* **Selected excerpt**:
____

Whenever Simon has a run-in with the police they’re usually represented in the figure of Inspector Teal, a dour and serious older man whom Simon delights in baiting. Teal endures the teasing with heroic stoicism. Though he’s a comic creation, he’s no fool and Simon knows it. They’re natural opponents in a game with rules, and on rare occasions they can set aside the rules and work as allies when there’s a powerful reason to do so. The bottom line, though, is that Templar’s disregard for the letter of the law means that Teal wants to see him behind bars. He knows that Simon’s personal code makes him capable of anything, including murder.

Others: If there’s a need to introduce an American character, Charteris gives us one in the form of Hoppy Uniatz, a boneheaded and thickly-accented New York gangster who served as a London sidekick in the later stories. Frankly, I think he’s too broad a caricature for the reboot. In the Saint’s US-set adventures Inspector Teal has a counterpart in NYPD detective Inspector Henry Fernack. Fernack has little that’s special about him that I can recall. Minor but memorable is Orace, a taciturn former military valet who’s caretaker in a property that Simon owns and uses as a country hideaway.

Stories – I don’t know if the option deal includes the rights to the Charteris stories and previous TV material. If it does then that’s well over 100 springboards from the TV scripts alone, but the optimum would be the Casino Royale route – go to the written source material and apply contemporary re-imagination directly to that.

For a pilot, select a story with opportunities to touch all the bases above – the mews house, Patricia Holm, Teal, Orace, an American villain or victim, something that takes Templar to Paris, a denouement that reveals the ruthless core behind the charm, and a tag that leaves Patricia in wistful contemplation of their relationship before she walks away and leaves him for now. But… first we introduce the new Saint in a self-contained teaser, set somewhere with money, sunshine and bikinis, that plays like the action finale of a big story we just walked in at the end of.

(then a title sequence that evokes and updates the classic Chambers & Partners style, with a new David Arnold theme)

____

* **Source material**:
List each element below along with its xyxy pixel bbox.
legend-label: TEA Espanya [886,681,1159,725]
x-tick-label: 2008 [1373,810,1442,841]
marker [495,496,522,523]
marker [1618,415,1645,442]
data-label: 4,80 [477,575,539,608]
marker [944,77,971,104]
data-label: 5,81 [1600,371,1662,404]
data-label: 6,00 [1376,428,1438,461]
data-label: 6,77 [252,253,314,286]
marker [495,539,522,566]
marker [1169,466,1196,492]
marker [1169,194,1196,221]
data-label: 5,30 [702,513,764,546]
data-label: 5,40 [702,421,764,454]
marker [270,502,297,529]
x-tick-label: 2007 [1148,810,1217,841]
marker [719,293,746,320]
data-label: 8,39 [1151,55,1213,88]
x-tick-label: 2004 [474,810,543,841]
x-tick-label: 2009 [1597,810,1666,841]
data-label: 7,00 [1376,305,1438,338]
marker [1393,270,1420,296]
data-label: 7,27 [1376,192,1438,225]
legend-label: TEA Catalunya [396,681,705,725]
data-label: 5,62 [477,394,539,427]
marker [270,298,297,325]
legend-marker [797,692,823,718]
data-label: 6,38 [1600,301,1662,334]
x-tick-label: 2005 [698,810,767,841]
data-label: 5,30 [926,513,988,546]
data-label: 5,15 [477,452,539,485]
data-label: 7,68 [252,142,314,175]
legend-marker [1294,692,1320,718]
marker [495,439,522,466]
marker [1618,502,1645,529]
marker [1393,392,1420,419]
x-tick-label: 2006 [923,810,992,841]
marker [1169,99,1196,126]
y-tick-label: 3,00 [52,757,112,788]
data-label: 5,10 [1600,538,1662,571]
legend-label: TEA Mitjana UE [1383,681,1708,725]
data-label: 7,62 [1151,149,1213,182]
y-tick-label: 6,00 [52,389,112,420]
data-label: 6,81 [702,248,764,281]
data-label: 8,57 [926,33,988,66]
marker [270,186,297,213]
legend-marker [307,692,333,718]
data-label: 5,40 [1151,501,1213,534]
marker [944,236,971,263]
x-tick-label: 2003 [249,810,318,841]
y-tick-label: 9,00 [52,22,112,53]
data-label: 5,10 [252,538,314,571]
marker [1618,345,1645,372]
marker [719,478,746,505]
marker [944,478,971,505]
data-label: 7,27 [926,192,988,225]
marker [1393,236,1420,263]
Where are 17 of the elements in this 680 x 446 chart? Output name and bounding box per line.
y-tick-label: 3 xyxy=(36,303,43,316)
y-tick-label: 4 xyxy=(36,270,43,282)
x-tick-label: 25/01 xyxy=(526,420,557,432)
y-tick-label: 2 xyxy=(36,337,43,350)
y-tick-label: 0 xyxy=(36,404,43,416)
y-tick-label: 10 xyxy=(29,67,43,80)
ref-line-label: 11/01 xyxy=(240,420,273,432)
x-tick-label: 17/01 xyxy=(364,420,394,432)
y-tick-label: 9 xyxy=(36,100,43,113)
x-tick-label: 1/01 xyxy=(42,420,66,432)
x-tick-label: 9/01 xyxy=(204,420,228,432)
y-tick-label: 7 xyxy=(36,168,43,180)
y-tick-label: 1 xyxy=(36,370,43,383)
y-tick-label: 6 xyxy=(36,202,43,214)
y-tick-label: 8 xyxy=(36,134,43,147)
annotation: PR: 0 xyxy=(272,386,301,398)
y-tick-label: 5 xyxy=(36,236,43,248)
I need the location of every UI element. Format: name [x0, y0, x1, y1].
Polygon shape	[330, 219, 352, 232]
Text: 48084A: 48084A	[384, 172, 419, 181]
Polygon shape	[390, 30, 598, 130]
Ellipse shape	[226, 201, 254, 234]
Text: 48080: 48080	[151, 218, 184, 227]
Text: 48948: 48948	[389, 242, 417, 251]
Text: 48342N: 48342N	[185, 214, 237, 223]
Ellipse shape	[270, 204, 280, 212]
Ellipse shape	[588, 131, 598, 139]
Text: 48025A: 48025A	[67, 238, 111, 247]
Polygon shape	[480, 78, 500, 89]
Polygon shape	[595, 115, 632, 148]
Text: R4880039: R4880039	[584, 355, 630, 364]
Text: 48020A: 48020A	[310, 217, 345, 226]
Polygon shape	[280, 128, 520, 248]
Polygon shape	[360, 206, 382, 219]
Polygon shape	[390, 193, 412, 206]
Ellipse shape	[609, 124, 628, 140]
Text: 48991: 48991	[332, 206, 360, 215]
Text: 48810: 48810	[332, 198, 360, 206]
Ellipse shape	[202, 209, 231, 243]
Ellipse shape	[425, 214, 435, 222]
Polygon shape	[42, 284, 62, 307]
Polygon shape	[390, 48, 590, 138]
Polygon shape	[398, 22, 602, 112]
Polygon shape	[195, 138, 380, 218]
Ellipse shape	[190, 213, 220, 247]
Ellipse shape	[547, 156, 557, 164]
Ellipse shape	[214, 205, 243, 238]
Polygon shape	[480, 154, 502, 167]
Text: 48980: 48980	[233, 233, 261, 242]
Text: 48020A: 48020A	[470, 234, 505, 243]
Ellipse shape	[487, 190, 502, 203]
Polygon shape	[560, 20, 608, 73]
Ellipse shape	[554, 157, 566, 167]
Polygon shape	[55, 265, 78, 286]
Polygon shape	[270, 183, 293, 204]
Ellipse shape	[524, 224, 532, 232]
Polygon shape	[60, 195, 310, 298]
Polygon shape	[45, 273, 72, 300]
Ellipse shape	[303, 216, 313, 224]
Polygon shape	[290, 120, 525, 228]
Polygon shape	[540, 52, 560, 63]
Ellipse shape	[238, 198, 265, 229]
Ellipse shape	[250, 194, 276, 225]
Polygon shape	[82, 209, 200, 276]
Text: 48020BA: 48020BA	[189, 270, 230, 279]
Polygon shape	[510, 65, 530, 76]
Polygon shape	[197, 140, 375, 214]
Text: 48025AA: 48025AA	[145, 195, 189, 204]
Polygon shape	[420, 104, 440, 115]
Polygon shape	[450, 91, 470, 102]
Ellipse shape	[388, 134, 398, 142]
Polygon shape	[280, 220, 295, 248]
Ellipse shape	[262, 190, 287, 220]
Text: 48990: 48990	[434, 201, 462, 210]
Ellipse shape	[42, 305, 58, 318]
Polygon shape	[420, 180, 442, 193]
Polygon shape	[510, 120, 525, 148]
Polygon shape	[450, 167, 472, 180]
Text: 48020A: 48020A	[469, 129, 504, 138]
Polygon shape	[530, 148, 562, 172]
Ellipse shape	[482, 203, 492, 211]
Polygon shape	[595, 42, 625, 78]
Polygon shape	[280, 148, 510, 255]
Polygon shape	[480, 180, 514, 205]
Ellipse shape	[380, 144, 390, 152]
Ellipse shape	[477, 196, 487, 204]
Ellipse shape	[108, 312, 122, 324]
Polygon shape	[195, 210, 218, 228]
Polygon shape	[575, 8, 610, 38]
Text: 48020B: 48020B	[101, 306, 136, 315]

____

* **Assignment 1**:
In the commentary on rebooting The Saint, who is Inspector Teal's counterpart in the Saint's US-set adventures?
* **Assignment 2**:
Resume the commentary on rebooting The Saint after its final sentence.

* **Written response 1**:
NYPD detective Inspector Henry Fernack.

* **Written response 2**:
A current show that owes much to The Saint is USA’s White Collar, though Matt Bomer’s love-hurt jewel thief is a gelded version of Templar. You couldn’t imagine Templar trapped into serving an FBI agent or submitting to an ankle tag. But Bomer himself would have made an excellent Saint; as, I suspect, would The Tudors‘ Henry Cavill, if the Superman people hadn’t got to him first.

So there you go.


7 responses to “Simon Templar and Me”

  1. Excellent appraisal and just the right take on the material. I saw this pilot years ago, before the reshoots done by the new credited director, and it was absolutely awful. An incoherent mess that completely blew the opportunity to reboot The Saint (perhaps the reshoots and additional editing have helped. I'll be curious to see what they "fixed" or if they just added padding). The cameos by Moore and Ogilvy were throwaways that made no sense and only reminded me of how much better the earlier series were than this misguided flop. That said, the actor in the lead would have made an appealing Templar with a shave and more humor.

  2. If memory serves, the original director was Simon West. I made notes somewhere on my suggestions for re-editing the pilot to make it coherent, faster-moving, and more "Saintly" (rearranging the order of some scenes, dropping others, etc). There's actually a scene where the Saint is cage fighitng! I'll see if I can dig up that memo. The pilot was such a misguided mess.

  3. I think it's going to be extremely difficult to reboot THE SAINT The sixties TV series with Roger Moore is still being shown worldwide ITV 4 is repeating it at the moment for me there will only be one saint Roger Moore.